This is an open access title available under the terms of a CC BY-NC-ND 4.0 International licence. It is free to read on the Oxford Academic platform and offered as a free PDF download from OUP and selected open access locations.

Research on concepts has concentrated on how people apply concepts when presented with a stimulus. Equally important, however, is the use of concepts offline, while planning what to do or thinking about what is the case. There is strong evidence that inferences driven by conceptual thought draw heavily on special-purpose resources--sensory, motoric, affective, and evaluative. At the same time, concepts afford general-purpose recombination and support content-general reasoning processes, which have long been the focus of philosophers. There is a growing consensus that a theory of concepts must encompass both kinds of processes.

Record extracts:
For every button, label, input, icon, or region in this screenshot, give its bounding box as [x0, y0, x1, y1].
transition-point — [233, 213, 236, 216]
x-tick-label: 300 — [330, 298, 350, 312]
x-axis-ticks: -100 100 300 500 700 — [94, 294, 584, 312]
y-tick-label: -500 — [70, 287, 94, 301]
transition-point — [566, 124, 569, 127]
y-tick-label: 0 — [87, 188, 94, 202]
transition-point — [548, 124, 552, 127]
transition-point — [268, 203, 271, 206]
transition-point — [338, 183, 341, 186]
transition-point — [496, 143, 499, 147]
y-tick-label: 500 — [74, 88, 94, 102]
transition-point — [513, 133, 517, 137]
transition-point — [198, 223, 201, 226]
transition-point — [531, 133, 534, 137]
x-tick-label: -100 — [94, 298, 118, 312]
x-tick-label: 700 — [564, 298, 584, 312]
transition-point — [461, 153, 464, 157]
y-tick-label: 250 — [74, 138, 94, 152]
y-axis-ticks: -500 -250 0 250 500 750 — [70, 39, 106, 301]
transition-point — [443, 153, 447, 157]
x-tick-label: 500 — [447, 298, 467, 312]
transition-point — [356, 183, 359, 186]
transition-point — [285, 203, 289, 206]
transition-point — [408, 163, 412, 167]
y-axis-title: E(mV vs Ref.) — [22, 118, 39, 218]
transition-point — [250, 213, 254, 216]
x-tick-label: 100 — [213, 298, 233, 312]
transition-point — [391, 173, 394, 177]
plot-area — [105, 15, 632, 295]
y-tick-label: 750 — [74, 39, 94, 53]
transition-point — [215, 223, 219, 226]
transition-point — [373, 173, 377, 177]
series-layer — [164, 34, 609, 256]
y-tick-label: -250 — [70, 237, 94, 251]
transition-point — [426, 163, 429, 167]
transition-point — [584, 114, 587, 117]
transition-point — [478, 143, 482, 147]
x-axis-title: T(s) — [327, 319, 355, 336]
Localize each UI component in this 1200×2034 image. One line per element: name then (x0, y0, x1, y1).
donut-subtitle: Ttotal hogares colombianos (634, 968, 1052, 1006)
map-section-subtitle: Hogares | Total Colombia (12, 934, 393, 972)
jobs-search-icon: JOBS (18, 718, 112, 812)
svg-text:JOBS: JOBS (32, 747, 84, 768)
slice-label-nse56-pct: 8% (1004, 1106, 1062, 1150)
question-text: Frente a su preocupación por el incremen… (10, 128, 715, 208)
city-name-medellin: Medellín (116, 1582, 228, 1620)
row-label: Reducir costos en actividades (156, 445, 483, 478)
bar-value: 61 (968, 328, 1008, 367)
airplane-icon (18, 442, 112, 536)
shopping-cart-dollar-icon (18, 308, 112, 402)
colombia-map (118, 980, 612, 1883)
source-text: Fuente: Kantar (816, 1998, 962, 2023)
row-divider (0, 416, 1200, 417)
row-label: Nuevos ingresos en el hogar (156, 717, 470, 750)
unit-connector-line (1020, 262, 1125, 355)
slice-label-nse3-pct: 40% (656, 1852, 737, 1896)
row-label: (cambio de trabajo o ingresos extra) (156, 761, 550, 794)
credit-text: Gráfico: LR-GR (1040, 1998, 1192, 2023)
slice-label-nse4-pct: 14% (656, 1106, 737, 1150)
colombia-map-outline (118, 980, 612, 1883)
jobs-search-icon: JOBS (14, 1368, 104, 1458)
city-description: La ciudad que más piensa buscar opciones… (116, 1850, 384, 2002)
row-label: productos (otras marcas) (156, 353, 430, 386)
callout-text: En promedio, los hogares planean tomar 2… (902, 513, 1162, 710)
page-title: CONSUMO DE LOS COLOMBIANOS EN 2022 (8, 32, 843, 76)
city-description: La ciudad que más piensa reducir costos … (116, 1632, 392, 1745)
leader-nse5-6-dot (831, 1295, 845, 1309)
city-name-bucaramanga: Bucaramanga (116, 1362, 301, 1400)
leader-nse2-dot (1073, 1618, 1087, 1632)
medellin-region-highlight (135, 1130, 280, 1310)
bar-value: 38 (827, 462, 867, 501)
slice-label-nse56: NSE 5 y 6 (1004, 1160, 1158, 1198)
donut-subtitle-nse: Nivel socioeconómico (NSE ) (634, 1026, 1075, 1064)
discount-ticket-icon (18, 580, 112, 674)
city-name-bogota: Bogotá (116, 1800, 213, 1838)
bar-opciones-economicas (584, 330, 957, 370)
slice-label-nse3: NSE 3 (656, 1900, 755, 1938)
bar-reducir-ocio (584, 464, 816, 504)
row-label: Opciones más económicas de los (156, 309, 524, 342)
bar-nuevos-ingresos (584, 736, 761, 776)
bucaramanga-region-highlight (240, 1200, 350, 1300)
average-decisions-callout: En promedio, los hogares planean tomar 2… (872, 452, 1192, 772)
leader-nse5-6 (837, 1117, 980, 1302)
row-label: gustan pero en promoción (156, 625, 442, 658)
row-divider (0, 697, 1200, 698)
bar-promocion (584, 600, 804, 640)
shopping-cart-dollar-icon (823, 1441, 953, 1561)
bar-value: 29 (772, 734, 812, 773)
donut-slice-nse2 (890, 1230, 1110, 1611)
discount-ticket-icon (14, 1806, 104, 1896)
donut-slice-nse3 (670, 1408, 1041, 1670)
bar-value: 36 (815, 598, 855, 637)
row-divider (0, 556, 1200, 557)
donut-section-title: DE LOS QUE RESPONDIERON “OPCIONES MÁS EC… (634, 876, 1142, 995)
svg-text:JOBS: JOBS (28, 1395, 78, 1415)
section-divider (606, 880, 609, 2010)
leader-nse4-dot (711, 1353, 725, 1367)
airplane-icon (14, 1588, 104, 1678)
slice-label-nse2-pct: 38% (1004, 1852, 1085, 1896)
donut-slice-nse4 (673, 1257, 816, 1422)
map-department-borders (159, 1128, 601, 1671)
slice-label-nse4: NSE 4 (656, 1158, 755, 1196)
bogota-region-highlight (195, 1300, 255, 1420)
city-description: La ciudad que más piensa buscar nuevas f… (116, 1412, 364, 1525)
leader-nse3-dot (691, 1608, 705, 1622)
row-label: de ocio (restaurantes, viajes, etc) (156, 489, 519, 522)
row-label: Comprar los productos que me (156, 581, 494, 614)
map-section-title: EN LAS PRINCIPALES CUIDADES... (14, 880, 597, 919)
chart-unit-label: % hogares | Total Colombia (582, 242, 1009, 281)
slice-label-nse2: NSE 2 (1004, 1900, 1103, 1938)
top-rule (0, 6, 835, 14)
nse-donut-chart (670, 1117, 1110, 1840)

Problem set:
**a)** Which special-purpose resources does the text about concepts say conceptual inferences draw heavily on? List them all.
**b)** According to the text about concepts, what has research on concepts concentrated on?

Problem solutions:
**a)** sensory, motoric, affective, evaluative

**b)** How people apply concepts when presented with a stimulus.